* Begin Record list *

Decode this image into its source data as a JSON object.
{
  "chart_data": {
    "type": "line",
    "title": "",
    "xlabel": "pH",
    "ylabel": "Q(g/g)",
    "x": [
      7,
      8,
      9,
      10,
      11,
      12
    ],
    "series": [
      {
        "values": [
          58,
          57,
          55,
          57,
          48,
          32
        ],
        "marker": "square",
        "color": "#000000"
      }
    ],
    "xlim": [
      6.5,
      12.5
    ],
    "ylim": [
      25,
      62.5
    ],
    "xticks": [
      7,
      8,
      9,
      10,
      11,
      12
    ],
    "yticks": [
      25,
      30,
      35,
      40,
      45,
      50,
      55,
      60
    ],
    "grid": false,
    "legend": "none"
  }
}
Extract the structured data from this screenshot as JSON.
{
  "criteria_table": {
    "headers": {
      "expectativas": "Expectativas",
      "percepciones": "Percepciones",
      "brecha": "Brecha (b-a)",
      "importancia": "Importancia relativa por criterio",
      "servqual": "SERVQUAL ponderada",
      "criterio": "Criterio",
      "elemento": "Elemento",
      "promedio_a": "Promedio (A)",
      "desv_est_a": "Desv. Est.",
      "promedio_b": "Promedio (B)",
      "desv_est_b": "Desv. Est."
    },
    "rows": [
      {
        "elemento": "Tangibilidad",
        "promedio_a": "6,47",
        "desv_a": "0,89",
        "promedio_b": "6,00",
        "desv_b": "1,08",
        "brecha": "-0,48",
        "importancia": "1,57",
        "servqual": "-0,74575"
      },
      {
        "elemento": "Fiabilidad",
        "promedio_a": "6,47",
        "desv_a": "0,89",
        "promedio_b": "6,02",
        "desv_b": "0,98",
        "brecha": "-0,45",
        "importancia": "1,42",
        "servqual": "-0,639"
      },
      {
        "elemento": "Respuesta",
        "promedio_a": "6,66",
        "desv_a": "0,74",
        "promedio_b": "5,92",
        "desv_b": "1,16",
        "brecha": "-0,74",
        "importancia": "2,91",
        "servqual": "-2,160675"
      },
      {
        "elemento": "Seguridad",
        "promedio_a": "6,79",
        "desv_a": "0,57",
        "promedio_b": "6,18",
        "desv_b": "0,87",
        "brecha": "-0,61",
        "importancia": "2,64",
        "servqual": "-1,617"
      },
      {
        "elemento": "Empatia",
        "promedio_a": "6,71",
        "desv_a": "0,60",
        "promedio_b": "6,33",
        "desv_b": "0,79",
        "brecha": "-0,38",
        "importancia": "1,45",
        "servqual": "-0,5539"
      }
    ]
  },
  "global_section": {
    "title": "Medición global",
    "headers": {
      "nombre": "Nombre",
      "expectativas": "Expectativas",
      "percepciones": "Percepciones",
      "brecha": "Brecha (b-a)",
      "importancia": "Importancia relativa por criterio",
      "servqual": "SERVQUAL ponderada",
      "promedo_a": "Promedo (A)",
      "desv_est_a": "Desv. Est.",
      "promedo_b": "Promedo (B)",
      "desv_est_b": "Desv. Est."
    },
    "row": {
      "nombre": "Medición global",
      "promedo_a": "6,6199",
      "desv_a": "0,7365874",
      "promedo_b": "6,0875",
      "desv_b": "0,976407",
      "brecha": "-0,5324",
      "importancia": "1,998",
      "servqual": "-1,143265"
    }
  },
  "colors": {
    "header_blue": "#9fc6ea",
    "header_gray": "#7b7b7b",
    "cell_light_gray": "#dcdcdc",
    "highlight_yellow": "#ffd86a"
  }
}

* End Record list *

▶ [Short problem]: Search the entries for the word "servqual", then gather every line that has it.

▶ [Answer for this exercise]:
      "servqual": "SERVQUAL ponderada",
        "servqual": "-0,74575"
        "servqual": "-0,639"
        "servqual": "-2,160675"
        "servqual": "-1,617"
        "servqual": "-0,5539"
      "servqual": "SERVQUAL ponderada",
      "servqual": "-1,143265"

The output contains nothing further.